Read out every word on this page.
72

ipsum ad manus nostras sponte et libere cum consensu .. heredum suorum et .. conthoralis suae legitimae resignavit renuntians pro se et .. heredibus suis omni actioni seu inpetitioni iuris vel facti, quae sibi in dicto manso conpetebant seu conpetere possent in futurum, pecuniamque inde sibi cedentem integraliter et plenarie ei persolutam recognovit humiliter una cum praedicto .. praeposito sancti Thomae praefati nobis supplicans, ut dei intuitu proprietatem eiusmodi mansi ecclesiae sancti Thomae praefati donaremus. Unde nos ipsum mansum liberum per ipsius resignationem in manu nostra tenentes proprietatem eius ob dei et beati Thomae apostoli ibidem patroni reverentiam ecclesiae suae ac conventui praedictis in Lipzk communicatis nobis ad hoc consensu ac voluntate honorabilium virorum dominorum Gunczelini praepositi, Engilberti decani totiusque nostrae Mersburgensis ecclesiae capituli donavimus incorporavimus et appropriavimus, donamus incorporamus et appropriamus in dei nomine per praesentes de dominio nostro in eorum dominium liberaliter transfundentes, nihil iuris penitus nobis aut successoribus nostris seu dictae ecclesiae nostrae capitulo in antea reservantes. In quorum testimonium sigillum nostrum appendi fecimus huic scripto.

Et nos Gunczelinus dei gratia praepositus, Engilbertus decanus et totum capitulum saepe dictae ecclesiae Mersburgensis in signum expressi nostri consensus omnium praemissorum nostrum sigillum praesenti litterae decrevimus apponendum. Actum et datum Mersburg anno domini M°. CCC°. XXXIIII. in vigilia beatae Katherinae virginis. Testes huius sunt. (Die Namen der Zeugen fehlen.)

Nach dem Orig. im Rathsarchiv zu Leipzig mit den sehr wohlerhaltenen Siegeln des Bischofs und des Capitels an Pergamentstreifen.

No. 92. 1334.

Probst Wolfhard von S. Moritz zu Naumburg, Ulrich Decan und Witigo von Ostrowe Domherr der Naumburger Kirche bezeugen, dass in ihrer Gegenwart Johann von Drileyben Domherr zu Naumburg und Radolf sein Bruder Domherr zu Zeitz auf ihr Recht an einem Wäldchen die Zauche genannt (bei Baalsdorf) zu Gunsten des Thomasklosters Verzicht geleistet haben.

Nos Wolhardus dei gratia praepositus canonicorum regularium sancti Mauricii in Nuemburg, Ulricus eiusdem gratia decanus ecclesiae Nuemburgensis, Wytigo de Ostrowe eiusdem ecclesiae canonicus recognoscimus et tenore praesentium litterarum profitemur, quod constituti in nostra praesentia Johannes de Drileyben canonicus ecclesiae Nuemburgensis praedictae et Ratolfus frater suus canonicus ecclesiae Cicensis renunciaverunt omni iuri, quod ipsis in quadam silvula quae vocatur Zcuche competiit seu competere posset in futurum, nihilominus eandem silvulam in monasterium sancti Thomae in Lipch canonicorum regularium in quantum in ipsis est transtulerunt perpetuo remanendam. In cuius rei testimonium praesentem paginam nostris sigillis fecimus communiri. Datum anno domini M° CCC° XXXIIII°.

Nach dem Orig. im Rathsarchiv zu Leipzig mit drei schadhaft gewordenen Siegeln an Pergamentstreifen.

==*==

■ Exercise prompt
Out of the preceding entries, pull every line containing the string "Pergamentstreifen".

■ Worked solution
Nach dem Orig. im Rathsarchiv zu Leipzig mit den sehr wohlerhaltenen Siegeln des Bischofs und des Capitels an Pergamentstreifen.
Nach dem Orig. im Rathsarchiv zu Leipzig mit drei schadhaft gewordenen Siegeln an Pergamentstreifen.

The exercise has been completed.